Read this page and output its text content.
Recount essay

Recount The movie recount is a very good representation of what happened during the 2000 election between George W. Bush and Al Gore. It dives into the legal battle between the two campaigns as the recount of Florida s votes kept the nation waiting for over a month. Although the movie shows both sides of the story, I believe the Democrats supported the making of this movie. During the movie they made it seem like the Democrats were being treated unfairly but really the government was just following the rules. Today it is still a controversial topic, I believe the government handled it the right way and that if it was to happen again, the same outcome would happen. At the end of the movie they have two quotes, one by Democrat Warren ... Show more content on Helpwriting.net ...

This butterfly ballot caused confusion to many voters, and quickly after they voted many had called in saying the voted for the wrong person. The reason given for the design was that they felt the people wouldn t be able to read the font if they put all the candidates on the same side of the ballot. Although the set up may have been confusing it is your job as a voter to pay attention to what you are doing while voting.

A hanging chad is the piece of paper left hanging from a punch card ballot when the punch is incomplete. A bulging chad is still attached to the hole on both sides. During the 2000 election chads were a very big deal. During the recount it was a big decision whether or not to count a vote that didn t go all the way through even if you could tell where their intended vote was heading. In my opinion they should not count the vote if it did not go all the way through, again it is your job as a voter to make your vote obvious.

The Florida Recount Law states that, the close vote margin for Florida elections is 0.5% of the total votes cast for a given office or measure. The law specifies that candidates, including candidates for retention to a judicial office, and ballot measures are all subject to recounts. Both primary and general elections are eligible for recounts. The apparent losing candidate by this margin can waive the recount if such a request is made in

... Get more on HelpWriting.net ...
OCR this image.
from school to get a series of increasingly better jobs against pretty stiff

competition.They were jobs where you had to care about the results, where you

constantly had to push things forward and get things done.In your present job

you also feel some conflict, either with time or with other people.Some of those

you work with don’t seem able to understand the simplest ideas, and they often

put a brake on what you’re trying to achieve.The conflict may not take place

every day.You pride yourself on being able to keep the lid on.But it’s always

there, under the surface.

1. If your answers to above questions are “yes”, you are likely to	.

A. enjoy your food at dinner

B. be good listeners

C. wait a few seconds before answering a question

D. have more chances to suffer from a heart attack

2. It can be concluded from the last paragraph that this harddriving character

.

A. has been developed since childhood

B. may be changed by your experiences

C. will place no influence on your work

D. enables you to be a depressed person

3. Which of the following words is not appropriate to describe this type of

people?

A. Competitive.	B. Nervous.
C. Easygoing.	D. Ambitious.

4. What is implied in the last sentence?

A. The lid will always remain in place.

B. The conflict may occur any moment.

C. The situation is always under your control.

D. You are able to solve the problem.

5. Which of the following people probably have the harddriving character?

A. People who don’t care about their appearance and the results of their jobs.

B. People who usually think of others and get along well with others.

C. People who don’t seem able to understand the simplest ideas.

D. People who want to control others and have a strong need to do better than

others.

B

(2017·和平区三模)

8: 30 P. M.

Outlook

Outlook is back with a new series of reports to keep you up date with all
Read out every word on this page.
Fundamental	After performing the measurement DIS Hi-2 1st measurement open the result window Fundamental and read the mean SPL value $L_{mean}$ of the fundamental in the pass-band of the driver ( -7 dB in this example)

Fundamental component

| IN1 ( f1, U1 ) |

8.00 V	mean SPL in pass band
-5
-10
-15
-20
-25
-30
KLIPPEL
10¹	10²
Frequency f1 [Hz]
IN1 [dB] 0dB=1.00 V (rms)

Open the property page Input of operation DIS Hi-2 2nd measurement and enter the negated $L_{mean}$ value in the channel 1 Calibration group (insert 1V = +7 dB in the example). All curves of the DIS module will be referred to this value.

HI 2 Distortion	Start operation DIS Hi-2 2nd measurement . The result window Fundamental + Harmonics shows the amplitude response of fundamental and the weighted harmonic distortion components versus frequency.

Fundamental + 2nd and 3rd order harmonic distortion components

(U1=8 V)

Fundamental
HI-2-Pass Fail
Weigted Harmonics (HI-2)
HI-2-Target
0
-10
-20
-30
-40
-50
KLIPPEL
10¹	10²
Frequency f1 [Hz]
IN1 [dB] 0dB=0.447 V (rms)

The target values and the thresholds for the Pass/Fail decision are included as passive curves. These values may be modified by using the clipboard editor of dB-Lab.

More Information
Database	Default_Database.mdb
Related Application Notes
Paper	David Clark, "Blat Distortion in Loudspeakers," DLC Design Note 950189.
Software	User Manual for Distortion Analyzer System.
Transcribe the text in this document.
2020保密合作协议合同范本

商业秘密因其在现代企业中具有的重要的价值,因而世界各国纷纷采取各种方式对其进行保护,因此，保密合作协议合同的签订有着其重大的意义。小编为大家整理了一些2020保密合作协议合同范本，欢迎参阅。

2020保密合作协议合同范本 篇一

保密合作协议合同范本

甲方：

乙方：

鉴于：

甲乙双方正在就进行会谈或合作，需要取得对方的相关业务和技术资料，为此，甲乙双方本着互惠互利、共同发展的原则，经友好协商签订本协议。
________
Set task =>
Restate the listing in full, word for word.

Answer to this task =>
Read this page and output its text content.
Recount essay

Recount The movie recount is a very good representation of what happened during the 2000 election between George W. Bush and Al Gore. It dives into the legal battle between the two campaigns as the recount of Florida s votes kept the nation waiting for over a month. Although the movie shows both sides of the story, I believe the Democrats supported the making of this movie. During the movie they made it seem like the Democrats were being treated unfairly but really the government was just following the rules. Today it is still a controversial topic, I believe the government handled it the right way and that if it was to happen again, the same outcome would happen. At the end of the movie they have two quotes, one by Democrat Warren ... Show more content on Helpwriting.net ...

This butterfly ballot caused confusion to many voters, and quickly after they voted many had called in saying the voted for the wrong person. The reason given for the design was that they felt the people wouldn t be able to read the font if they put all the candidates on the same side of the ballot. Although the set up may have been confusing it is your job as a voter to pay attention to what you are doing while voting.

A hanging chad is the piece of paper left hanging from a punch card ballot when the punch is incomplete. A bulging chad is still attached to the hole on both sides. During the 2000 election chads were a very big deal. During the recount it was a big decision whether or not to count a vote that didn t go all the way through even if you could tell where their intended vote was heading. In my opinion they should not count the vote if it did not go all the way through, again it is your job as a voter to make your vote obvious.

The Florida Recount Law states that, the close vote margin for Florida elections is 0.5% of the total votes cast for a given office or measure. The law specifies that candidates, including candidates for retention to a judicial office, and ballot measures are all subject to recounts. Both primary and general elections are eligible for recounts. The apparent losing candidate by this margin can waive the recount if such a request is made in

... Get more on HelpWriting.net ...
OCR this image.
from school to get a series of increasingly better jobs against pretty stiff

competition.They were jobs where you had to care about the results, where you

constantly had to push things forward and get things done.In your present job

you also feel some conflict, either with time or with other people.Some of those

you work with don’t seem able to understand the simplest ideas, and they often

put a brake on what you’re trying to achieve.The conflict may not take place

every day.You pride yourself on being able to keep the lid on.But it’s always

there, under the surface.

1. If your answers to above questions are “yes”, you are likely to	.

A. enjoy your food at dinner

B. be good listeners

C. wait a few seconds before answering a question

D. have more chances to suffer from a heart attack

2. It can be concluded from the last paragraph that this harddriving character

.

A. has been developed since childhood

B. may be changed by your experiences

C. will place no influence on your work

D. enables you to be a depressed person

3. Which of the following words is not appropriate to describe this type of

people?

A. Competitive.	B. Nervous.
C. Easygoing.	D. Ambitious.

4. What is implied in the last sentence?

A. The lid will always remain in place.

B. The conflict may occur any moment.

C. The situation is always under your control.

D. You are able to solve the problem.

5. Which of the following people probably have the harddriving character?

A. People who don’t care about their appearance and the results of their jobs.

B. People who usually think of others and get along well with others.

C. People who don’t seem able to understand the simplest ideas.

D. People who want to control others and have a strong need to do better than

others.

B

(2017·和平区三模)

8: 30 P. M.

Outlook

Outlook is back with a new series of reports to keep you up date with all
Read out every word on this page.
Fundamental	After performing the measurement DIS Hi-2 1st measurement open the result window Fundamental and read the mean SPL value $L_{mean}$ of the fundamental in the pass-band of the driver ( -7 dB in this example)

Fundamental component

| IN1 ( f1, U1 ) |

8.00 V	mean SPL in pass band
-5
-10
-15
-20
-25
-30
KLIPPEL
10¹	10²
Frequency f1 [Hz]
IN1 [dB] 0dB=1.00 V (rms)

Open the property page Input of operation DIS Hi-2 2nd measurement and enter the negated $L_{mean}$ value in the channel 1 Calibration group (insert 1V = +7 dB in the example). All curves of the DIS module will be referred to this value.

HI 2 Distortion	Start operation DIS Hi-2 2nd measurement . The result window Fundamental + Harmonics shows the amplitude response of fundamental and the weighted harmonic distortion components versus frequency.

Fundamental + 2nd and 3rd order harmonic distortion components

(U1=8 V)

Fundamental
HI-2-Pass Fail
Weigted Harmonics (HI-2)
HI-2-Target
0
-10
-20
-30
-40
-50
KLIPPEL
10¹	10²
Frequency f1 [Hz]
IN1 [dB] 0dB=0.447 V (rms)

The target values and the thresholds for the Pass/Fail decision are included as passive curves. These values may be modified by using the clipboard editor of dB-Lab.

More Information
Database	Default_Database.mdb
Related Application Notes
Paper	David Clark, "Blat Distortion in Loudspeakers," DLC Design Note 950189.
Software	User Manual for Distortion Analyzer System.
Transcribe the text in this document.
2020保密合作协议合同范本

商业秘密因其在现代企业中具有的重要的价值,因而世界各国纷纷采取各种方式对其进行保护,因此，保密合作协议合同的签订有着其重大的意义。小编为大家整理了一些2020保密合作协议合同范本，欢迎参阅。

2020保密合作协议合同范本 篇一

保密合作协议合同范本

甲方：

乙方：

鉴于：

甲乙双方正在就进行会谈或合作，需要取得对方的相关业务和技术资料，为此，甲乙双方本着互惠互利、共同发展的原则，经友好协商签订本协议。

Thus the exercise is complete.